A run of records
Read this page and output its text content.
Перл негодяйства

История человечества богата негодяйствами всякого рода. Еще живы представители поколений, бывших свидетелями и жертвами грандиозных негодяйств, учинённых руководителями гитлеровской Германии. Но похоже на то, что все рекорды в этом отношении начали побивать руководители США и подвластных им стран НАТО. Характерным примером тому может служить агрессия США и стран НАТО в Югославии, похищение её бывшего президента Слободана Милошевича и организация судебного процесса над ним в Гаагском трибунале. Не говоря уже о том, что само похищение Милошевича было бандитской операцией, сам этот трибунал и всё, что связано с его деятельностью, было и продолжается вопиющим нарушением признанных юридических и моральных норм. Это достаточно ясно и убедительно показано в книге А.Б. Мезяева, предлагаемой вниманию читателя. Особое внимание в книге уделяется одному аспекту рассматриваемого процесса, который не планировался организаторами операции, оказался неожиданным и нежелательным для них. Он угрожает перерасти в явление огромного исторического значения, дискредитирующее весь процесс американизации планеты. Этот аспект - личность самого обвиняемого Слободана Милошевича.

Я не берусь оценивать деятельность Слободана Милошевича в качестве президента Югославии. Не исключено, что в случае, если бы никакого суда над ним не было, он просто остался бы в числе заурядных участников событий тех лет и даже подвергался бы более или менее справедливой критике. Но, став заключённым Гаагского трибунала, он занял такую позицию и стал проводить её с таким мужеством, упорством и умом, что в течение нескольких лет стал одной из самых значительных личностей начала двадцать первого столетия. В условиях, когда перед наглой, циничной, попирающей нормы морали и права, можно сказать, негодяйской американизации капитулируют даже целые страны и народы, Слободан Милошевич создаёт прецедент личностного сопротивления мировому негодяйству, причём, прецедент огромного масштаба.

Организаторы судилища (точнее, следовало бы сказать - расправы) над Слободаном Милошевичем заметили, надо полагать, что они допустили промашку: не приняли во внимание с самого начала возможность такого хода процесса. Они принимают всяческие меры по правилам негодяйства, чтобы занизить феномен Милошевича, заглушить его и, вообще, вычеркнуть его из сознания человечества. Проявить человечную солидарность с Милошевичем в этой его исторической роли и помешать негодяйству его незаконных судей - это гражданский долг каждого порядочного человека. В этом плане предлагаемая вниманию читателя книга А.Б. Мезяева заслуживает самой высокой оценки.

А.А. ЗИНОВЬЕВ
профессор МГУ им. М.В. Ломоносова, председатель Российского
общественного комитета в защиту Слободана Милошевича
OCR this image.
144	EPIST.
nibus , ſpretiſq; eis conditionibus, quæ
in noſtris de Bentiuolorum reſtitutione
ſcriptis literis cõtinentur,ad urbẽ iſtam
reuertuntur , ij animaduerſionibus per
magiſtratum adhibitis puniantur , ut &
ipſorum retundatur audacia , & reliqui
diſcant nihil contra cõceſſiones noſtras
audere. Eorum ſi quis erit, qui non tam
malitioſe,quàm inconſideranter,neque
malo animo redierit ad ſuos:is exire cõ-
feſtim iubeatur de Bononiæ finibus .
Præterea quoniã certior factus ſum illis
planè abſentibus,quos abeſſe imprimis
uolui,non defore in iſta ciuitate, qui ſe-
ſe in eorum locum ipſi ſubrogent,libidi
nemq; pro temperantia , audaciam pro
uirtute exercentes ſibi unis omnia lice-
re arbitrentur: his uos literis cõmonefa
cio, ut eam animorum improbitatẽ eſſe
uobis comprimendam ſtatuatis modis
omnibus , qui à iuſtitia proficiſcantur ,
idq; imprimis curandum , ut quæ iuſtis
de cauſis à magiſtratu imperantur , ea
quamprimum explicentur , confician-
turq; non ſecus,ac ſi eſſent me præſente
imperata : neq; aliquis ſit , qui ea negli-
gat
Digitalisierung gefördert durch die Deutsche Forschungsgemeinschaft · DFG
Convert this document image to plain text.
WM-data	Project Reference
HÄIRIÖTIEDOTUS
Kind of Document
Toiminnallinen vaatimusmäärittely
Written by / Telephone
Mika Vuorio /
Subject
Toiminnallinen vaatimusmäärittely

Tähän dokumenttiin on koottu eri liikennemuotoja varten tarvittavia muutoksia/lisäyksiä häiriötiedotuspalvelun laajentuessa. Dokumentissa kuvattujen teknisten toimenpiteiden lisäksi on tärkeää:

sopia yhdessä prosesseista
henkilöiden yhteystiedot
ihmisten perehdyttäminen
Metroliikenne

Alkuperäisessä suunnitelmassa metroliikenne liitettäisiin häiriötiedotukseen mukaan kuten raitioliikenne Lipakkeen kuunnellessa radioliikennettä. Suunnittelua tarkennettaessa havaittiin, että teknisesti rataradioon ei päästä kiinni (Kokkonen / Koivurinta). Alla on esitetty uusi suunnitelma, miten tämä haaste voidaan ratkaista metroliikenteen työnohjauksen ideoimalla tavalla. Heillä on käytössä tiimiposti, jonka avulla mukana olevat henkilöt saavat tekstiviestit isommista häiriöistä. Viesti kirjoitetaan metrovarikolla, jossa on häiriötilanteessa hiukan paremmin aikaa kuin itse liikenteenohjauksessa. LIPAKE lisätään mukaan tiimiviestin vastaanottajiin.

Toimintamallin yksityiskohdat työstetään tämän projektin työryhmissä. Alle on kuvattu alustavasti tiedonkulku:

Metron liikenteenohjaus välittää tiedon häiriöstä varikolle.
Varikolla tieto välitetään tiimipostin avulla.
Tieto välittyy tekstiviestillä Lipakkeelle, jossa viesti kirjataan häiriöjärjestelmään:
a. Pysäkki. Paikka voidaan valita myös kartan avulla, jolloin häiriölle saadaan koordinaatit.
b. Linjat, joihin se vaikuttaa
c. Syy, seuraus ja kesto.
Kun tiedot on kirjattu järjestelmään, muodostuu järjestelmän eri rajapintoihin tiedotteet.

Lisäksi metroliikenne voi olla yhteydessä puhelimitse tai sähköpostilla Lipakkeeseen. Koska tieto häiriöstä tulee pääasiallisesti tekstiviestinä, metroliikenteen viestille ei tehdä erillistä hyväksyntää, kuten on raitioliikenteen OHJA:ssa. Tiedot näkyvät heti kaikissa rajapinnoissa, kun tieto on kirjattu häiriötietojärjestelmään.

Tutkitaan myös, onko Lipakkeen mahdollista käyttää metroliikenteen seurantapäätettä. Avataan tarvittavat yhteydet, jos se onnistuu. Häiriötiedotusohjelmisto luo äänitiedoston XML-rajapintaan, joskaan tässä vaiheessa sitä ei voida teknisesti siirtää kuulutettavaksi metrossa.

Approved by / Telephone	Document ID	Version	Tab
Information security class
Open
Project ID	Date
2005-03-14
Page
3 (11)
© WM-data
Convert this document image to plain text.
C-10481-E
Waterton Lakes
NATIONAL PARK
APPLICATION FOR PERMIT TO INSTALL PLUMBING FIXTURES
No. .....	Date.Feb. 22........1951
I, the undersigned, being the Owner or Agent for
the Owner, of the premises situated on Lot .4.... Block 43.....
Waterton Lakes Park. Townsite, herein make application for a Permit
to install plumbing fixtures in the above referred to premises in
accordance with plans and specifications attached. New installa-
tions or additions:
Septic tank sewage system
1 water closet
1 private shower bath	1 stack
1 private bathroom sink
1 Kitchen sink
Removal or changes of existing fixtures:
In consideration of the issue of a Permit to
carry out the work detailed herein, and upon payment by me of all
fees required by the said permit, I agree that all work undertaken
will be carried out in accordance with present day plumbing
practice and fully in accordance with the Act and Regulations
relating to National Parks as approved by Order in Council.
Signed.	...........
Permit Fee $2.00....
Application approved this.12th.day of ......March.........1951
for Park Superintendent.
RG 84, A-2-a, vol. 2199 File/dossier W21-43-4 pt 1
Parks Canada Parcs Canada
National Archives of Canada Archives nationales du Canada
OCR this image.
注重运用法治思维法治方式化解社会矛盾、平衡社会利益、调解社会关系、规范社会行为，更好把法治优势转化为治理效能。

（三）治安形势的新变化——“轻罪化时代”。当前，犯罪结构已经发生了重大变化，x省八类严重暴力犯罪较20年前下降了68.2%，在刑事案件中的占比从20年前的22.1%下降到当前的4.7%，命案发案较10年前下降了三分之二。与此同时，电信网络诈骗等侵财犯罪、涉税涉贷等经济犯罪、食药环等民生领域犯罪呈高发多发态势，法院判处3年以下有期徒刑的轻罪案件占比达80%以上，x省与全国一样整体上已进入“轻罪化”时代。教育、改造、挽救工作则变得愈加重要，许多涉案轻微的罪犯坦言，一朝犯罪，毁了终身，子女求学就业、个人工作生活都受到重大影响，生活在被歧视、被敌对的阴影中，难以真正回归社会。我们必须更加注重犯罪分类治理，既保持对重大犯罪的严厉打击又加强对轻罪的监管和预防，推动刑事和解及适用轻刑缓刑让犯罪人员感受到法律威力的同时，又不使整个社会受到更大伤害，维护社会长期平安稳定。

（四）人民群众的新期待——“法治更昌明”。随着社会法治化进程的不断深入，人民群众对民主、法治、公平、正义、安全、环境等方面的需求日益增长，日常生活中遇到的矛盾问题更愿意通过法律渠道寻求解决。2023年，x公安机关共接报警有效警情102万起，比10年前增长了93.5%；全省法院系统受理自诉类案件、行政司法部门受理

_Work instructions_.
Among the entries above, how many lines include the word "premises"? Give the number with no comment.

_Complete answer_.
2